THE TASK
Your task is to retype each line of the data below exactly.

Records contained in a dataset:
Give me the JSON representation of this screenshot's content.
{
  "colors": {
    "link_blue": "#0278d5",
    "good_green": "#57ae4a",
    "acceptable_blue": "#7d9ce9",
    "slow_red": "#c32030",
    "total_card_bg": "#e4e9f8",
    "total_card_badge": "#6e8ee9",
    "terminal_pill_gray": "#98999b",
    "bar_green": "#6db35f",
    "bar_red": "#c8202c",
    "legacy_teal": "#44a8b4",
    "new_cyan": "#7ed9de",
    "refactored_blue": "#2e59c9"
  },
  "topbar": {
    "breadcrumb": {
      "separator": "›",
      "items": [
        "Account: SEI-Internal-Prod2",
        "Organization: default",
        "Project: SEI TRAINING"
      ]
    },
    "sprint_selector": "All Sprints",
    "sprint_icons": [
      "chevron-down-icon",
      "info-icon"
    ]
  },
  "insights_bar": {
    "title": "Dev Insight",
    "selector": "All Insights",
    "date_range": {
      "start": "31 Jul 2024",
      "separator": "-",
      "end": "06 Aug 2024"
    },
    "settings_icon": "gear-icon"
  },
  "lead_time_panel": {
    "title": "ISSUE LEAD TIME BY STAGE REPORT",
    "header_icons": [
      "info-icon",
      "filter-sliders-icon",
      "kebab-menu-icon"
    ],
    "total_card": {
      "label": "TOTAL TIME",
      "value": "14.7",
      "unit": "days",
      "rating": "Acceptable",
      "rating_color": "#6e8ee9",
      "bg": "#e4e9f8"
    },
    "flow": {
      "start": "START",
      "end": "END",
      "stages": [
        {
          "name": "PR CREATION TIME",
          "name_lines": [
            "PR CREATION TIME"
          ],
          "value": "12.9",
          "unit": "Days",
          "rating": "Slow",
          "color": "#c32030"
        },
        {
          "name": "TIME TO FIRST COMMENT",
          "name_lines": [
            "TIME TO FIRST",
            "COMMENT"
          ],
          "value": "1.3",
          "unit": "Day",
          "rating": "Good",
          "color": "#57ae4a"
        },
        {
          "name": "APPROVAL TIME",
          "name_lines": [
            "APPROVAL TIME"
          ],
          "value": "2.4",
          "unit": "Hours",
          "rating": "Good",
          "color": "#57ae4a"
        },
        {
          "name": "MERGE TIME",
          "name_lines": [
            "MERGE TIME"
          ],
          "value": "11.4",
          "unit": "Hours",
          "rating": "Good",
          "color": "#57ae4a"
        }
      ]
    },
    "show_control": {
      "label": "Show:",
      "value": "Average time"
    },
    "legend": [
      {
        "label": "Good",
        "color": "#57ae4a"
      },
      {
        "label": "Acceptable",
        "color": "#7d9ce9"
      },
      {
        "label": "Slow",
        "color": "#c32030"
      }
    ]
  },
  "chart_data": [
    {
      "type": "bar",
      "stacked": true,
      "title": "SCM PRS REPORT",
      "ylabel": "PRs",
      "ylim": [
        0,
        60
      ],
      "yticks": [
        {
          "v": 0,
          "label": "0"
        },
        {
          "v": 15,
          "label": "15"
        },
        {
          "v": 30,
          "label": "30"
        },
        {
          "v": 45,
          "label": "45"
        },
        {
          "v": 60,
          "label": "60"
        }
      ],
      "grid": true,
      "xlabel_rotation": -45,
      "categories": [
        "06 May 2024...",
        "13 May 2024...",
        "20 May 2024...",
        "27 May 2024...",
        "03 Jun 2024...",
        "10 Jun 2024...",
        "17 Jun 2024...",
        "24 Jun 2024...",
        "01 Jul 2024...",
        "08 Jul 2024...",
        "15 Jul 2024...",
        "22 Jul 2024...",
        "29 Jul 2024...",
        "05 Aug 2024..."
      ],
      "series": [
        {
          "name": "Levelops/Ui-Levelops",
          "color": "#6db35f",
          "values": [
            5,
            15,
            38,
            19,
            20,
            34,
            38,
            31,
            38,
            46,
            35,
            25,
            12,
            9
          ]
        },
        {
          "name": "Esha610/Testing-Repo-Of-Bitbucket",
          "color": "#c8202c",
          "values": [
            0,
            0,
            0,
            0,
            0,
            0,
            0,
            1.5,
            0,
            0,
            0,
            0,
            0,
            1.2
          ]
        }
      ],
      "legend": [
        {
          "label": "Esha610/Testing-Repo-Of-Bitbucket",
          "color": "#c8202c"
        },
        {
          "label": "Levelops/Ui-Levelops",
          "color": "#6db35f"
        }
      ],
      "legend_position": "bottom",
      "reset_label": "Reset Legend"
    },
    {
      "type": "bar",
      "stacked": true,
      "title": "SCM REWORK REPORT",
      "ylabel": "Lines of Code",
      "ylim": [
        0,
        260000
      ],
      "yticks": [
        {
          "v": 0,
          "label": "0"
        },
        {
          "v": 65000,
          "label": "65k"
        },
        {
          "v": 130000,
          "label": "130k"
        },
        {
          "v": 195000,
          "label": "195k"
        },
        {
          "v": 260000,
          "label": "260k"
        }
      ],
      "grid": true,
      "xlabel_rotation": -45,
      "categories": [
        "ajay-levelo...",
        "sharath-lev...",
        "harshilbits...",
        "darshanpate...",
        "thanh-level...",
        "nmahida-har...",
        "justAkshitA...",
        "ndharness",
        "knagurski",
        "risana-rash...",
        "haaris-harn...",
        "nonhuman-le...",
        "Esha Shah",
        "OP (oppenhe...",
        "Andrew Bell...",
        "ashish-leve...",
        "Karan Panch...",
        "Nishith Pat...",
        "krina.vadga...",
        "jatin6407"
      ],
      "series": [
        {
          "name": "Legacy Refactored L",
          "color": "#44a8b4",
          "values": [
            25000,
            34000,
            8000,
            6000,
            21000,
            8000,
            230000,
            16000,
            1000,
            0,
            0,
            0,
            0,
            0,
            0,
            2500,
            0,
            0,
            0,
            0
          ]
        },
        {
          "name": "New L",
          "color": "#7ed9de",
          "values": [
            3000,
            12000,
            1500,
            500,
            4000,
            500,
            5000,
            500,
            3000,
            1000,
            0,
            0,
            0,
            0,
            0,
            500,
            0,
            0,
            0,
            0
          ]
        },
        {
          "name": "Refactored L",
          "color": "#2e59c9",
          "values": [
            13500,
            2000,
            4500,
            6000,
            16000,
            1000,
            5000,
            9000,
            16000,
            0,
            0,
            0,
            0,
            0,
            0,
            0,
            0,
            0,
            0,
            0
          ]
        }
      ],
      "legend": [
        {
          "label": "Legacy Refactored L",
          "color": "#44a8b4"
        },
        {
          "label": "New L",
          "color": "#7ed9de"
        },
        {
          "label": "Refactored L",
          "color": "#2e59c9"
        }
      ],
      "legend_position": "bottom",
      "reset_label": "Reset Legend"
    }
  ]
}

EXERCISE SOLUTION
Give me the JSON representation of this screenshot's content.
{
  "colors": {
    "link_blue": "#0278d5",
    "good_green": "#57ae4a",
    "acceptable_blue": "#7d9ce9",
    "slow_red": "#c32030",
    "total_card_bg": "#e4e9f8",
    "total_card_badge": "#6e8ee9",
    "terminal_pill_gray": "#98999b",
    "bar_green": "#6db35f",
    "bar_red": "#c8202c",
    "legacy_teal": "#44a8b4",
    "new_cyan": "#7ed9de",
    "refactored_blue": "#2e59c9"
  },
  "topbar": {
    "breadcrumb": {
      "separator": "›",
      "items": [
        "Account: SEI-Internal-Prod2",
        "Organization: default",
        "Project: SEI TRAINING"
      ]
    },
    "sprint_selector": "All Sprints",
    "sprint_icons": [
      "chevron-down-icon",
      "info-icon"
    ]
  },
  "insights_bar": {
    "title": "Dev Insight",
    "selector": "All Insights",
    "date_range": {
      "start": "31 Jul 2024",
      "separator": "-",
      "end": "06 Aug 2024"
    },
    "settings_icon": "gear-icon"
  },
  "lead_time_panel": {
    "title": "ISSUE LEAD TIME BY STAGE REPORT",
    "header_icons": [
      "info-icon",
      "filter-sliders-icon",
      "kebab-menu-icon"
    ],
    "total_card": {
      "label": "TOTAL TIME",
      "value": "14.7",
      "unit": "days",
      "rating": "Acceptable",
      "rating_color": "#6e8ee9",
      "bg": "#e4e9f8"
    },
    "flow": {
      "start": "START",
      "end": "END",
      "stages": [
        {
          "name": "PR CREATION TIME",
          "name_lines": [
            "PR CREATION TIME"
          ],
          "value": "12.9",
          "unit": "Days",
          "rating": "Slow",
          "color": "#c32030"
        },
        {
          "name": "TIME TO FIRST COMMENT",
          "name_lines": [
            "TIME TO FIRST",
            "COMMENT"
          ],
          "value": "1.3",
          "unit": "Day",
          "rating": "Good",
          "color": "#57ae4a"
        },
        {
          "name": "APPROVAL TIME",
          "name_lines": [
            "APPROVAL TIME"
          ],
          "value": "2.4",
          "unit": "Hours",
          "rating": "Good",
          "color": "#57ae4a"
        },
        {
          "name": "MERGE TIME",
          "name_lines": [
            "MERGE TIME"
          ],
          "value": "11.4",
          "unit": "Hours",
          "rating": "Good",
          "color": "#57ae4a"
        }
      ]
    },
    "show_control": {
      "label": "Show:",
      "value": "Average time"
    },
    "legend": [
      {
        "label": "Good",
        "color": "#57ae4a"
      },
      {
        "label": "Acceptable",
        "color": "#7d9ce9"
      },
      {
        "label": "Slow",
        "color": "#c32030"
      }
    ]
  },
  "chart_data": [
    {
      "type": "bar",
      "stacked": true,
      "title": "SCM PRS REPORT",
      "ylabel": "PRs",
      "ylim": [
        0,
        60
      ],
      "yticks": [
        {
          "v": 0,
          "label": "0"
        },
        {
          "v": 15,
          "label": "15"
        },
        {
          "v": 30,
          "label": "30"
        },
        {
          "v": 45,
          "label": "45"
        },
        {
          "v": 60,
          "label": "60"
        }
      ],
      "grid": true,
      "xlabel_rotation": -45,
      "categories": [
        "06 May 2024...",
        "13 May 2024...",
        "20 May 2024...",
        "27 May 2024...",
        "03 Jun 2024...",
        "10 Jun 2024...",
        "17 Jun 2024...",
        "24 Jun 2024...",
        "01 Jul 2024...",
        "08 Jul 2024...",
        "15 Jul 2024...",
        "22 Jul 2024...",
        "29 Jul 2024...",
        "05 Aug 2024..."
      ],
      "series": [
        {
          "name": "Levelops/Ui-Levelops",
          "color": "#6db35f",
          "values": [
            5,
            15,
            38,
            19,
            20,
            34,
            38,
            31,
            38,
            46,
            35,
            25,
            12,
            9
          ]
        },
        {
          "name": "Esha610/Testing-Repo-Of-Bitbucket",
          "color": "#c8202c",
          "values": [
            0,
            0,
            0,
            0,
            0,
            0,
            0,
            1.5,
            0,
            0,
            0,
            0,
            0,
            1.2
          ]
        }
      ],
      "legend": [
        {
          "label": "Esha610/Testing-Repo-Of-Bitbucket",
          "color": "#c8202c"
        },
        {
          "label": "Levelops/Ui-Levelops",
          "color": "#6db35f"
        }
      ],
      "legend_position": "bottom",
      "reset_label": "Reset Legend"
    },
    {
      "type": "bar",
      "stacked": true,
      "title": "SCM REWORK REPORT",
      "ylabel": "Lines of Code",
      "ylim": [
        0,
        260000
      ],
      "yticks": [
        {
          "v": 0,
          "label": "0"
        },
        {
          "v": 65000,
          "label": "65k"
        },
        {
          "v": 130000,
          "label": "130k"
        },
        {
          "v": 195000,
          "label": "195k"
        },
        {
          "v": 260000,
          "label": "260k"
        }
      ],
      "grid": true,
      "xlabel_rotation": -45,
      "categories": [
        "ajay-levelo...",
        "sharath-lev...",
        "harshilbits...",
        "darshanpate...",
        "thanh-level...",
        "nmahida-har...",
        "justAkshitA...",
        "ndharness",
        "knagurski",
        "risana-rash...",
        "haaris-harn...",
        "nonhuman-le...",
        "Esha Shah",
        "OP (oppenhe...",
        "Andrew Bell...",
        "ashish-leve...",
        "Karan Panch...",
        "Nishith Pat...",
        "krina.vadga...",
        "jatin6407"
      ],
      "series": [
        {
          "name": "Legacy Refactored L",
          "color": "#44a8b4",
          "values": [
            25000,
            34000,
            8000,
            6000,
            21000,
            8000,
            230000,
            16000,
            1000,
            0,
            0,
            0,
            0,
            0,
            0,
            2500,
            0,
            0,
            0,
            0
          ]
        },
        {
          "name": "New L",
          "color": "#7ed9de",
          "values": [
            3000,
            12000,
            1500,
            500,
            4000,
            500,
            5000,
            500,
            3000,
            1000,
            0,
            0,
            0,
            0,
            0,
            500,
            0,
            0,
            0,
            0
          ]
        },
        {
          "name": "Refactored L",
          "color": "#2e59c9",
          "values": [
            13500,
            2000,
            4500,
            6000,
            16000,
            1000,
            5000,
            9000,
            16000,
            0,
            0,
            0,
            0,
            0,
            0,
            0,
            0,
            0,
            0,
            0
          ]
        }
      ],
      "legend": [
        {
          "label": "Legacy Refactored L",
          "color": "#44a8b4"
        },
        {
          "label": "New L",
          "color": "#7ed9de"
        },
        {
          "label": "Refactored L",
          "color": "#2e59c9"
        }
      ],
      "legend_position": "bottom",
      "reset_label": "Reset Legend"
    }
  ]
}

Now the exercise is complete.